───── Excerpt ─────
Wednesday, May 27, 2009

Negative interest rates?

My economics hero, N. Greg Mankiw, proposes an ingenious solution to the recession:

Until recently, most economists relied on monetary policy [to escape a recession]. Recessions result from an insufficient demand for goods and services — and so, the thinking goes, our central bank can remedy this deficiency by cutting interest rates. Lower interest rates encourage households and businesses to borrow and spend. More spending means more demand for goods and services, which leads to greater employment for workers to meet that demand.

The problem today, it seems, is that the Federal Reserve has done just about as much interest rate cutting as it can. Its target for the federal funds rate is about zero, so it has turned to other tools, such as buying longer-term debt securities, to get the economy going again. But the efficacy of those tools is uncertain, and there are risks associated with them.

In many ways today, the Fed is in uncharted waters. So why shouldn’t the Fed just keep cutting interest rates? Why not lower the target interest rate to, say, negative 3 percent? At that interest rate, you could borrow and spend $100 and repay $97 next year. This opportunity would surely generate more borrowing and aggregate demand.

The problem with negative interest rates, however, is quickly apparent: nobody would lend on those terms. Rather than giving your money to a borrower who promises a negative return, it would be better to stick the cash in your mattress.

Unless, that is, we figure out a way to make holding money less attractive.

There is a way of obtaining negative interest rates: through inflation. Suppose that, looking ahead, the Fed commits itself to producing significant inflation. In this case, while nominal interest rates could remain at zero, real interest rates — interest rates measured in purchasing power — could become negative. If people were confident that they could repay their zero-interest loans in devalued dollars, they would have significant incentive to borrow and spend.

Having the central bank embrace inflation would shock economists who view price stability as the foremost goal of monetary policy. But there are worse things than inflation. And guess what? We have them today. A little more inflation might be preferable to rising unemployment or a series of fiscal measures that pile on debt bequeathed to future generations.

Wow! What do you think? Evaluate Mankiw's proposal using sound economic theory on monetary policy, recessions, and inflation. [Remember that evaluate means to show pros and cons as you commit to a decision.]

Tuesday, May 12, 2009

Obama Gives Keynes His First Real-World Test

National Public Radio broadcast this report on January 29, 2009:

John Maynard Keynes is an unlikely hero for our time.

Keynes, a British economist who died more than 60 years ago, inspired President Barack Obama's plan to save the U.S. economy with a massive round of government spending. The British economist published his big theory, the one underpinning most of what Obama intends to do, in 1936.
─────
▶ [Requirement A] Reproduce the part of the economics blog excerpt that opens with the words containing "In many ways" and closes with "in your mattress.", copying it word for word.
───── Material to process ─────
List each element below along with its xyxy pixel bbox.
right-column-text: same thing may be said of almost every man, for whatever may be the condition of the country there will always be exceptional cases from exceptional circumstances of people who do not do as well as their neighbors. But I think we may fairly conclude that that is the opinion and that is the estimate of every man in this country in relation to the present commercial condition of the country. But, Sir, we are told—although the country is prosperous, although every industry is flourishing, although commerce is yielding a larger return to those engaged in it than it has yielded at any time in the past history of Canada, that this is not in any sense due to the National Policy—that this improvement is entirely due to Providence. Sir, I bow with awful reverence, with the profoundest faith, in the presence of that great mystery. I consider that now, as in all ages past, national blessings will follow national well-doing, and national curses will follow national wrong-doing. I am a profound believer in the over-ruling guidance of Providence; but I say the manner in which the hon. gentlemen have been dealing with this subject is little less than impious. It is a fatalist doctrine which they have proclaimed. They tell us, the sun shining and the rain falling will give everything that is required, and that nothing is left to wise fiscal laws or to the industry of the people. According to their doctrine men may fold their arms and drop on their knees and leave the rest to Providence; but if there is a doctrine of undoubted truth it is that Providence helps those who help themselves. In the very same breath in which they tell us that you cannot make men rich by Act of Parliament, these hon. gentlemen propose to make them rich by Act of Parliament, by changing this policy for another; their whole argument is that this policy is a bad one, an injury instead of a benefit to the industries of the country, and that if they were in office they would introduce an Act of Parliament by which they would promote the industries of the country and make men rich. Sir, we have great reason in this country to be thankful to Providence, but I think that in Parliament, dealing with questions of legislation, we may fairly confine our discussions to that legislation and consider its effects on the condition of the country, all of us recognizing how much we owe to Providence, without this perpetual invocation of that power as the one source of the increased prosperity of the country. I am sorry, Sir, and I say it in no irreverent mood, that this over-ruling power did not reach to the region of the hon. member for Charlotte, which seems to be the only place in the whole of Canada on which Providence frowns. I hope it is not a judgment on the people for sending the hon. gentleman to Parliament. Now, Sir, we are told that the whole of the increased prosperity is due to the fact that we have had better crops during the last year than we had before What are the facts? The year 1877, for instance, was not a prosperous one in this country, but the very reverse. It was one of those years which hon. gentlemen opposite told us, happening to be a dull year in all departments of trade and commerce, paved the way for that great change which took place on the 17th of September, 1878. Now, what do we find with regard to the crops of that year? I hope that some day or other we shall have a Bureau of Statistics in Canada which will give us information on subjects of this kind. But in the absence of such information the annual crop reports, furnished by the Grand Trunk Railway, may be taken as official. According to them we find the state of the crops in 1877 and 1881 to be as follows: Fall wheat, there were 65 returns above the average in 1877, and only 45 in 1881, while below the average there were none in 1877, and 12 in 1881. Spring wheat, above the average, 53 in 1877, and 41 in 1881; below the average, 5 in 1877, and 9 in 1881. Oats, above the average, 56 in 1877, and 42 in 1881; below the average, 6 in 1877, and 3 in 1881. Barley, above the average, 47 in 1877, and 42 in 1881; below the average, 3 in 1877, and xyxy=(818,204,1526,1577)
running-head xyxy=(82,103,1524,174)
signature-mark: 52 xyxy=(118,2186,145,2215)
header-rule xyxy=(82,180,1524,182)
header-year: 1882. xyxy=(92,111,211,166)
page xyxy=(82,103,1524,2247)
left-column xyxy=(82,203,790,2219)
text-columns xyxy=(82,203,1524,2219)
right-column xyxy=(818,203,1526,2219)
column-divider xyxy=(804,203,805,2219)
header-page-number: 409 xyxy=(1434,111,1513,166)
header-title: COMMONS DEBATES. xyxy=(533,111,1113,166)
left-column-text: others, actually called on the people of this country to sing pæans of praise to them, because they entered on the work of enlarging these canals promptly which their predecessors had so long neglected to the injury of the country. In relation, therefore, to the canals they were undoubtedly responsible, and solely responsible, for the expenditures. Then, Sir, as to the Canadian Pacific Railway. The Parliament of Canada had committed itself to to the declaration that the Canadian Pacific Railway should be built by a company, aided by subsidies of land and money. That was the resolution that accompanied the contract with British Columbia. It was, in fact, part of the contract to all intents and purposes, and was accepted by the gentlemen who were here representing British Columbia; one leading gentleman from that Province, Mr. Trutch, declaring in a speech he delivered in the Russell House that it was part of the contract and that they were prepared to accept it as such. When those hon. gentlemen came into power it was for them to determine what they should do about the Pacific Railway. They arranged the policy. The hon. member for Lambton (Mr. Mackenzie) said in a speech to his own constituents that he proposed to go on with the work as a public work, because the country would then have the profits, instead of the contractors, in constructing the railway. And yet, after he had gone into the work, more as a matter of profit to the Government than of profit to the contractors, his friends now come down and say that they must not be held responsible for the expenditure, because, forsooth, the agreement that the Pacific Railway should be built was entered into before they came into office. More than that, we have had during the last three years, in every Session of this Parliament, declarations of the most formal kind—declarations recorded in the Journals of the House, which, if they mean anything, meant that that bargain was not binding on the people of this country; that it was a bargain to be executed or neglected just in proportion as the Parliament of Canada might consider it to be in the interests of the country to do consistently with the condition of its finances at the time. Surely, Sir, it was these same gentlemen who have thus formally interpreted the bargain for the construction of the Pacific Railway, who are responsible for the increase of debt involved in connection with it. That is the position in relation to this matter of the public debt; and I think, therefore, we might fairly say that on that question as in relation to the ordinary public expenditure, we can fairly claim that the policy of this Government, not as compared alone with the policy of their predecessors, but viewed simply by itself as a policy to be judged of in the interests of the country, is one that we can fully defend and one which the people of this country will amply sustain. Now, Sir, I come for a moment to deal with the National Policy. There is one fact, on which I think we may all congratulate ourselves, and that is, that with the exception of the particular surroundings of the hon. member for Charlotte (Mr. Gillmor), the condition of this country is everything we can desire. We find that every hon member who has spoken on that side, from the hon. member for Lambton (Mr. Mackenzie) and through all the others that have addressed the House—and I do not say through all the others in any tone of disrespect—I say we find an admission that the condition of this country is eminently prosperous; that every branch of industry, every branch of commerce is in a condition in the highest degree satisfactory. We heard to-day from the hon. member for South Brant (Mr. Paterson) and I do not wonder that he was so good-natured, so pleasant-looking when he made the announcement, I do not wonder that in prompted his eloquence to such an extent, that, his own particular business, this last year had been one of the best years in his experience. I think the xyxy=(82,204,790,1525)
─────
▶ [Requirement B] Extract every line of the listing that contains the string "page", treating uppercase and lowercase as different.

▶ [Exercise answer A]
In many ways today, the Fed is in uncharted waters. So why shouldn’t the Fed just keep cutting interest rates? Why not lower the target interest rate to, say, negative 3 percent? At that interest rate, you could borrow and spend $100 and repay $97 next year. This opportunity would surely generate more borrowing and aggregate demand.

The problem with negative interest rates, however, is quickly apparent: nobody would lend on those terms. Rather than giving your money to a borrower who promises a negative return, it would be better to stick the cash in your mattress.

▶ [Exercise answer B]
page xyxy=(82,103,1524,2247)
header-page-number: 409 xyxy=(1434,111,1513,166)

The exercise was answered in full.